━━ INFORMATION SHOWN ━━

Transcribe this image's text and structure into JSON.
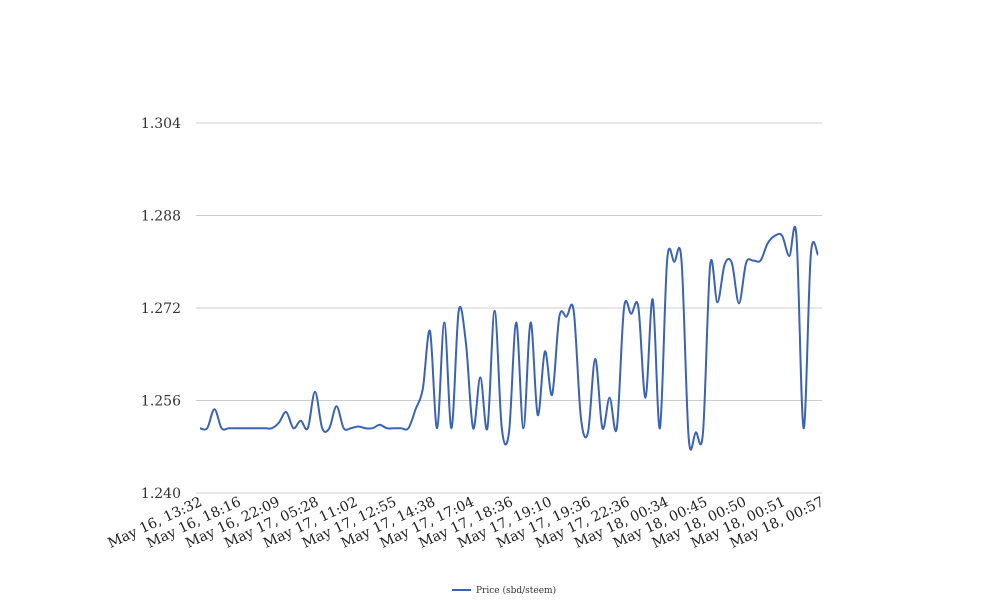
{
  "chart_data": {
    "type": "line",
    "title": "",
    "xlabel": "",
    "ylabel": "",
    "ylim": [
      1.24,
      1.304
    ],
    "y_ticks": [
      "1.240",
      "1.256",
      "1.272",
      "1.288",
      "1.304"
    ],
    "x_tick_labels": [
      "May 16, 13:32",
      "May 16, 18:16",
      "May 16, 22:09",
      "May 17, 05:28",
      "May 17, 11:02",
      "May 17, 12:55",
      "May 17, 14:38",
      "May 17, 17:04",
      "May 17, 18:36",
      "May 17, 19:10",
      "May 17, 19:36",
      "May 17, 22:36",
      "May 18, 00:34",
      "May 18, 00:45",
      "May 18, 00:50",
      "May 18, 00:51",
      "May 18, 00:57"
    ],
    "grid": true,
    "legend_position": "bottom-center",
    "series": [
      {
        "name": "Price (sbd/steem)",
        "color": "#3b63b5",
        "values": [
          1.2512,
          1.2512,
          1.2545,
          1.2512,
          1.2512,
          1.2512,
          1.2512,
          1.2512,
          1.2512,
          1.2512,
          1.2512,
          1.2522,
          1.254,
          1.2512,
          1.2525,
          1.2512,
          1.2575,
          1.2512,
          1.2512,
          1.255,
          1.2512,
          1.2512,
          1.2515,
          1.2512,
          1.2512,
          1.2518,
          1.2512,
          1.2512,
          1.2512,
          1.2512,
          1.2545,
          1.258,
          1.268,
          1.2512,
          1.2695,
          1.2512,
          1.2715,
          1.266,
          1.2512,
          1.26,
          1.2512,
          1.2715,
          1.2512,
          1.2505,
          1.2695,
          1.2512,
          1.2695,
          1.2535,
          1.2645,
          1.257,
          1.2705,
          1.2705,
          1.2715,
          1.253,
          1.2505,
          1.2632,
          1.2512,
          1.2565,
          1.2512,
          1.272,
          1.271,
          1.2722,
          1.2565,
          1.2735,
          1.2512,
          1.2802,
          1.28,
          1.2802,
          1.2495,
          1.2505,
          1.2505,
          1.2795,
          1.273,
          1.2795,
          1.2798,
          1.2728,
          1.2798,
          1.2802,
          1.2802,
          1.2832,
          1.2845,
          1.2845,
          1.281,
          1.2845,
          1.2512,
          1.2812,
          1.2812
        ]
      }
    ]
  },
  "legend": {
    "label": "Price (sbd/steem)"
  }
}
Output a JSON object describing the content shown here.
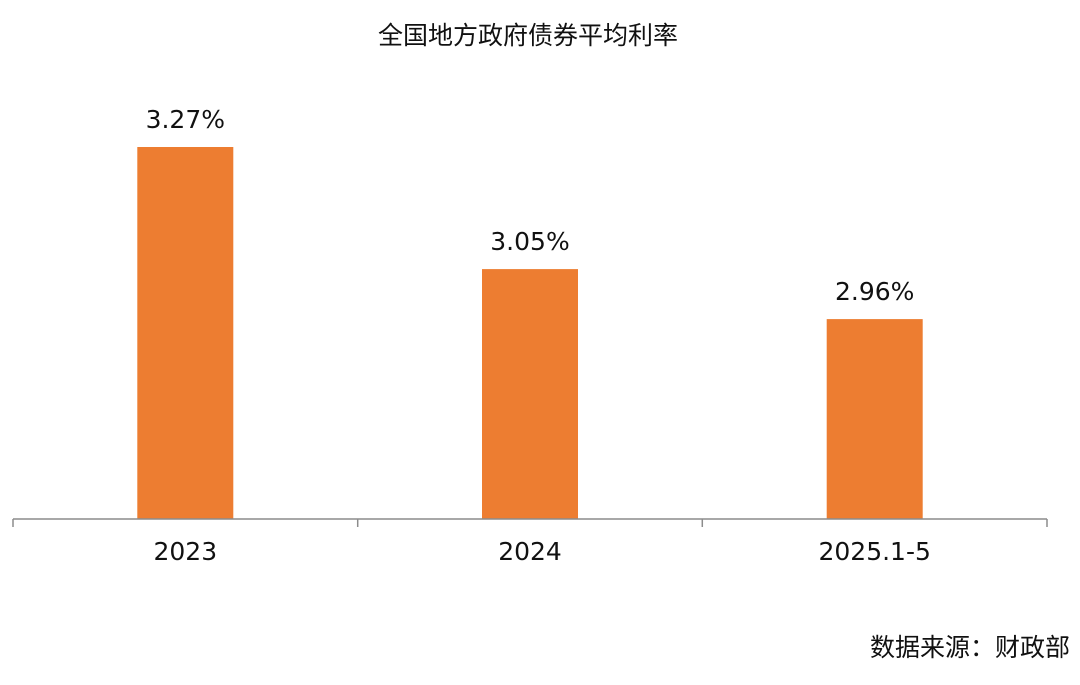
{
  "chart_data": {
    "type": "bar",
    "title": "全国地方政府债券平均利率",
    "categories": [
      "2023",
      "2024",
      "2025.1-5"
    ],
    "values": [
      3.27,
      3.05,
      2.96
    ],
    "value_labels": [
      "3.27%",
      "3.05%",
      "2.96%"
    ],
    "xlabel": "",
    "ylabel": "",
    "ylim": [
      2.6,
      3.35
    ],
    "grid": false,
    "legend": "none",
    "bar_color": "#ED7D31",
    "axis_color": "#8C8C8C"
  },
  "source": "数据来源：财政部"
}
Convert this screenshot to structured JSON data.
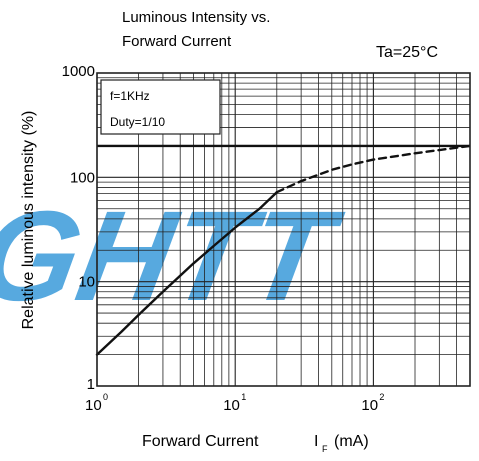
{
  "chart_data": {
    "type": "line",
    "title_line1": "Luminous Intensity vs.",
    "title_line2": "Forward Current",
    "condition": "Ta=25°C",
    "xlabel_text": "Forward Current",
    "xlabel_symbol": "I",
    "xlabel_subscript": "F",
    "xlabel_unit": "(mA)",
    "ylabel": "Relative luminous intensity (%)",
    "x_scale": "log",
    "y_scale": "log",
    "xlim": [
      1,
      500
    ],
    "ylim": [
      1,
      1000
    ],
    "x_ticks": [
      {
        "base": "10",
        "exp": "0",
        "value": 1
      },
      {
        "base": "10",
        "exp": "1",
        "value": 10
      },
      {
        "base": "10",
        "exp": "2",
        "value": 100
      }
    ],
    "y_ticks": [
      {
        "label": "1",
        "value": 1
      },
      {
        "label": "10",
        "value": 10
      },
      {
        "label": "100",
        "value": 100
      },
      {
        "label": "1000",
        "value": 1000
      }
    ],
    "annotation": [
      "f=1KHz",
      "Duty=1/10"
    ],
    "grid": true,
    "reference_line_y": 200,
    "series": [
      {
        "style": "solid",
        "x": [
          1,
          1.5,
          2,
          3,
          5,
          7,
          10,
          15,
          20
        ],
        "y": [
          2,
          3.3,
          4.8,
          8,
          15,
          22,
          33,
          50,
          72
        ]
      },
      {
        "style": "dashed",
        "x": [
          20,
          30,
          50,
          70,
          100,
          200,
          500
        ],
        "y": [
          72,
          92,
          118,
          133,
          148,
          170,
          200
        ]
      }
    ],
    "colors": {
      "line": "#111111",
      "grid": "#222222",
      "watermark": "#3a9ad9"
    }
  }
}
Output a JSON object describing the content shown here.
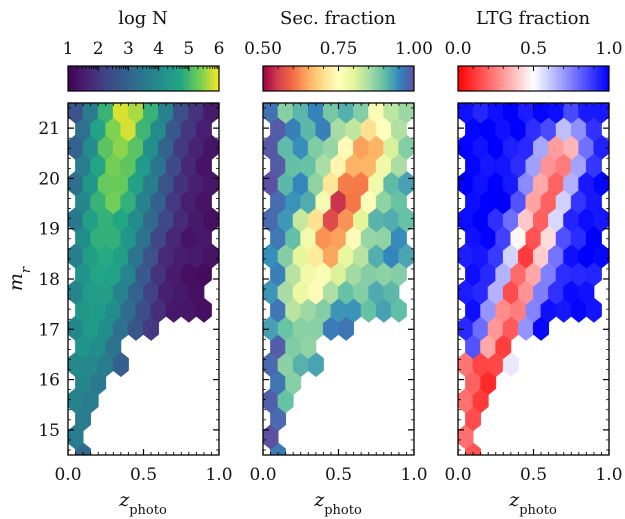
{
  "chart_data": [
    {
      "type": "heatmap",
      "subtype": "hexbin",
      "colorbar_title": "log N",
      "colorbar_ticks": [
        "1",
        "2",
        "3",
        "4",
        "5",
        "6"
      ],
      "colorbar_range": [
        1,
        6
      ],
      "colormap": "viridis",
      "xlabel_main": "z",
      "xlabel_sub": "photo",
      "x_ticks": [
        "0.0",
        "0.5",
        "1.0"
      ],
      "xlim": [
        0,
        1
      ],
      "ylabel_main": "m",
      "ylabel_sub": "r",
      "y_ticks": [
        "15",
        "16",
        "17",
        "18",
        "19",
        "20",
        "21"
      ],
      "ylim": [
        14.5,
        21.5
      ]
    },
    {
      "type": "heatmap",
      "subtype": "hexbin",
      "colorbar_title": "Sec. fraction",
      "colorbar_ticks": [
        "0.50",
        "0.75",
        "1.00"
      ],
      "colorbar_range": [
        0.5,
        1.0
      ],
      "colormap": "Spectral",
      "xlabel_main": "z",
      "xlabel_sub": "photo",
      "x_ticks": [
        "0.0",
        "0.5",
        "1.0"
      ],
      "xlim": [
        0,
        1
      ],
      "ylim": [
        14.5,
        21.5
      ]
    },
    {
      "type": "heatmap",
      "subtype": "hexbin",
      "colorbar_title": "LTG fraction",
      "colorbar_ticks": [
        "0.0",
        "0.5",
        "1.0"
      ],
      "colorbar_range": [
        0.0,
        1.0
      ],
      "colormap": "bwr_r",
      "xlabel_main": "z",
      "xlabel_sub": "photo",
      "x_ticks": [
        "0.0",
        "0.5",
        "1.0"
      ],
      "xlim": [
        0,
        1
      ],
      "ylim": [
        14.5,
        21.5
      ]
    }
  ]
}
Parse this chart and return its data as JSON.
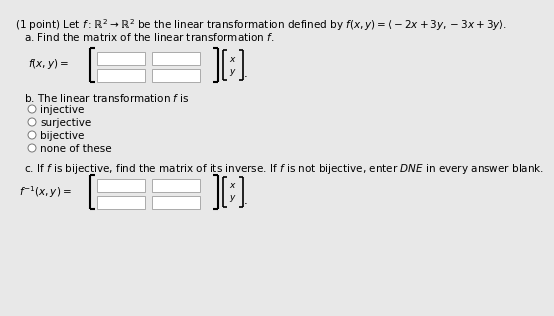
{
  "bg_color": "#e8e8e8",
  "title_line": "(1 point) Let $f : \\mathbb{R}^2 \\rightarrow \\mathbb{R}^2$ be the linear transformation defined by $f(x, y) = \\langle -2x + 3y, -3x + 3y \\rangle$.",
  "part_a_label": "a. Find the matrix of the linear transformation $f$.",
  "part_a_func": "$f(x, y) =$",
  "part_b_label": "b. The linear transformation $f$ is",
  "part_b_options": [
    "injective",
    "surjective",
    "bijective",
    "none of these"
  ],
  "part_c_label": "c. If $f$ is bijective, find the matrix of its inverse. If $f$ is not bijective, enter $DNE$ in every answer blank.",
  "part_c_func": "$f^{-1}(x, y) =$",
  "text_color": "black",
  "font_size": 7.5
}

━━━

* **EXERCISE BRIEF**: Reply with one number only: how many lines of the listing hold "bijective"?

* **TASK ANSWER**: 2